_EXERCISE OBJECTIVE_
For this task, retype the records below exactly.

_EXERCISE MATERIALS_

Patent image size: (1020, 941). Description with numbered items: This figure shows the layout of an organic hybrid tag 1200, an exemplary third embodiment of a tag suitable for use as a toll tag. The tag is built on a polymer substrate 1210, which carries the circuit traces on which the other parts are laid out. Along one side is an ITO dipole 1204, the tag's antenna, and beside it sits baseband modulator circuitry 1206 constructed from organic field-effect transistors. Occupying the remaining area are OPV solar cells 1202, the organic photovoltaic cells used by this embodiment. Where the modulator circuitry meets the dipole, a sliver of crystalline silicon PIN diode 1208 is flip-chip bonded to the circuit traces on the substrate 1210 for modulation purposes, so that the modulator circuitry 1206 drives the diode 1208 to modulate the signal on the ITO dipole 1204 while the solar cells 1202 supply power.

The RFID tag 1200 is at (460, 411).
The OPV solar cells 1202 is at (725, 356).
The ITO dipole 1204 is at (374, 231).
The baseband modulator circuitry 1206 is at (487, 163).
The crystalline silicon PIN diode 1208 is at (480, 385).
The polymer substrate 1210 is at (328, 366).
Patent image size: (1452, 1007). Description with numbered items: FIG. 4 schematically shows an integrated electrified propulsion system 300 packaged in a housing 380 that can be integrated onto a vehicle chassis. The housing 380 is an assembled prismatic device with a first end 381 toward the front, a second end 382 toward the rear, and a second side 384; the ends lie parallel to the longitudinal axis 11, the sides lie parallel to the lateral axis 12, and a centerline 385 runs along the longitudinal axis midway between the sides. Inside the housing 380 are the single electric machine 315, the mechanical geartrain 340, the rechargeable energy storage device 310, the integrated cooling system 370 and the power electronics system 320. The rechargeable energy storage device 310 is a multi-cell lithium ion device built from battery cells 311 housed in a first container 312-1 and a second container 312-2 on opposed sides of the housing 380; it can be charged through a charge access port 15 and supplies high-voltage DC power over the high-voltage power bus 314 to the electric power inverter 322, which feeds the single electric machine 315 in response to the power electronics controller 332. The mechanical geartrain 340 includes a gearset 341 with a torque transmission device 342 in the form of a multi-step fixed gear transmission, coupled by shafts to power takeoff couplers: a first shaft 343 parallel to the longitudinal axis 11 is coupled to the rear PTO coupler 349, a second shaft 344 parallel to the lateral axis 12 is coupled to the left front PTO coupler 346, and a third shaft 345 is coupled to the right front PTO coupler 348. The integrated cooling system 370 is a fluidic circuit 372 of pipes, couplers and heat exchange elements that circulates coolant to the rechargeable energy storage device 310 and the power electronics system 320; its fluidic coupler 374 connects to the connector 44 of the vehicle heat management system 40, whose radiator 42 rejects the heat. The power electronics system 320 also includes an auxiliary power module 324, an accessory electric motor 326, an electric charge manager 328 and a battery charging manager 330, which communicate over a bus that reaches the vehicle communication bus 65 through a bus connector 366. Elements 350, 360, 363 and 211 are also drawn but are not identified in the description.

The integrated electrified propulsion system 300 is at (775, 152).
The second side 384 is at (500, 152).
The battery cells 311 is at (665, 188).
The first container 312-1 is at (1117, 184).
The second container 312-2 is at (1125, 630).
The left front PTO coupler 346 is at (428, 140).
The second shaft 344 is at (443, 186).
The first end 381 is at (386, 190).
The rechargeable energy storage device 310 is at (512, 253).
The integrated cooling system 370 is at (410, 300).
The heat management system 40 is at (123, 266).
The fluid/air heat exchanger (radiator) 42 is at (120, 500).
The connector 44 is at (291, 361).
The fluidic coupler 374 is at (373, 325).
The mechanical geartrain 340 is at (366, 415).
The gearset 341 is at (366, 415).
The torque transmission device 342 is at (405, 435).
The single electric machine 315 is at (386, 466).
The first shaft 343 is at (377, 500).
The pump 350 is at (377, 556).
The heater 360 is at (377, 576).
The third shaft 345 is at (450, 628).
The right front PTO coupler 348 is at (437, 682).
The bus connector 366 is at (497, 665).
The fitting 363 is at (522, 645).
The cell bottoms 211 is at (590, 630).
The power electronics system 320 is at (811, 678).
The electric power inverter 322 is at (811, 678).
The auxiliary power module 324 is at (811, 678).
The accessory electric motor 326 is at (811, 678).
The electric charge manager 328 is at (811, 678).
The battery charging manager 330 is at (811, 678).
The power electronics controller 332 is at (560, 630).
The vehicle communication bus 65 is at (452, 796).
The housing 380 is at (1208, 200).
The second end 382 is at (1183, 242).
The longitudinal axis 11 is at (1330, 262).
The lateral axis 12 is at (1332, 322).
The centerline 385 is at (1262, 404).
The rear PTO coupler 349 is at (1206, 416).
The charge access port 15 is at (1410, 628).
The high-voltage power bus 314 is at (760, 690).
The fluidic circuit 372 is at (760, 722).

_EXERCISE RESULT_
Patent image size: (1020, 941). Description with numbered items: This figure shows the layout of an organic hybrid tag 1200, an exemplary third embodiment of a tag suitable for use as a toll tag. The tag is built on a polymer substrate 1210, which carries the circuit traces on which the other parts are laid out. Along one side is an ITO dipole 1204, the tag's antenna, and beside it sits baseband modulator circuitry 1206 constructed from organic field-effect transistors. Occupying the remaining area are OPV solar cells 1202, the organic photovoltaic cells used by this embodiment. Where the modulator circuitry meets the dipole, a sliver of crystalline silicon PIN diode 1208 is flip-chip bonded to the circuit traces on the substrate 1210 for modulation purposes, so that the modulator circuitry 1206 drives the diode 1208 to modulate the signal on the ITO dipole 1204 while the solar cells 1202 supply power.

The RFID tag 1200 is at (460, 411).
The OPV solar cells 1202 is at (725, 356).
The ITO dipole 1204 is at (374, 231).
The baseband modulator circuitry 1206 is at (487, 163).
The crystalline silicon PIN diode 1208 is at (480, 385).
The polymer substrate 1210 is at (328, 366).
Patent image size: (1452, 1007). Description with numbered items: FIG. 4 schematically shows an integrated electrified propulsion system 300 packaged in a housing 380 that can be integrated onto a vehicle chassis. The housing 380 is an assembled prismatic device with a first end 381 toward the front, a second end 382 toward the rear, and a second side 384; the ends lie parallel to the longitudinal axis 11, the sides lie parallel to the lateral axis 12, and a centerline 385 runs along the longitudinal axis midway between the sides. Inside the housing 380 are the single electric machine 315, the mechanical geartrain 340, the rechargeable energy storage device 310, the integrated cooling system 370 and the power electronics system 320. The rechargeable energy storage device 310 is a multi-cell lithium ion device built from battery cells 311 housed in a first container 312-1 and a second container 312-2 on opposed sides of the housing 380; it can be charged through a charge access port 15 and supplies high-voltage DC power over the high-voltage power bus 314 to the electric power inverter 322, which feeds the single electric machine 315 in response to the power electronics controller 332. The mechanical geartrain 340 includes a gearset 341 with a torque transmission device 342 in the form of a multi-step fixed gear transmission, coupled by shafts to power takeoff couplers: a first shaft 343 parallel to the longitudinal axis 11 is coupled to the rear PTO coupler 349, a second shaft 344 parallel to the lateral axis 12 is coupled to the left front PTO coupler 346, and a third shaft 345 is coupled to the right front PTO coupler 348. The integrated cooling system 370 is a fluidic circuit 372 of pipes, couplers and heat exchange elements that circulates coolant to the rechargeable energy storage device 310 and the power electronics system 320; its fluidic coupler 374 connects to the connector 44 of the vehicle heat management system 40, whose radiator 42 rejects the heat. The power electronics system 320 also includes an auxiliary power module 324, an accessory electric motor 326, an electric charge manager 328 and a battery charging manager 330, which communicate over a bus that reaches the vehicle communication bus 65 through a bus connector 366. Elements 350, 360, 363 and 211 are also drawn but are not identified in the description.

The integrated electrified propulsion system 300 is at (775, 152).
The second side 384 is at (500, 152).
The battery cells 311 is at (665, 188).
The first container 312-1 is at (1117, 184).
The second container 312-2 is at (1125, 630).
The left front PTO coupler 346 is at (428, 140).
The second shaft 344 is at (443, 186).
The first end 381 is at (386, 190).
The rechargeable energy storage device 310 is at (512, 253).
The integrated cooling system 370 is at (410, 300).
The heat management system 40 is at (123, 266).
The fluid/air heat exchanger (radiator) 42 is at (120, 500).
The connector 44 is at (291, 361).
The fluidic coupler 374 is at (373, 325).
The mechanical geartrain 340 is at (366, 415).
The gearset 341 is at (366, 415).
The torque transmission device 342 is at (405, 435).
The single electric machine 315 is at (386, 466).
The first shaft 343 is at (377, 500).
The pump 350 is at (377, 556).
The heater 360 is at (377, 576).
The third shaft 345 is at (450, 628).
The right front PTO coupler 348 is at (437, 682).
The bus connector 366 is at (497, 665).
The fitting 363 is at (522, 645).
The cell bottoms 211 is at (590, 630).
The power electronics system 320 is at (811, 678).
The electric power inverter 322 is at (811, 678).
The auxiliary power module 324 is at (811, 678).
The accessory electric motor 326 is at (811, 678).
The electric charge manager 328 is at (811, 678).
The battery charging manager 330 is at (811, 678).
The power electronics controller 332 is at (560, 630).
The vehicle communication bus 65 is at (452, 796).
The housing 380 is at (1208, 200).
The second end 382 is at (1183, 242).
The longitudinal axis 11 is at (1330, 262).
The lateral axis 12 is at (1332, 322).
The centerline 385 is at (1262, 404).
The rear PTO coupler 349 is at (1206, 416).
The charge access port 15 is at (1410, 628).
The high-voltage power bus 314 is at (760, 690).
The fluidic circuit 372 is at (760, 722).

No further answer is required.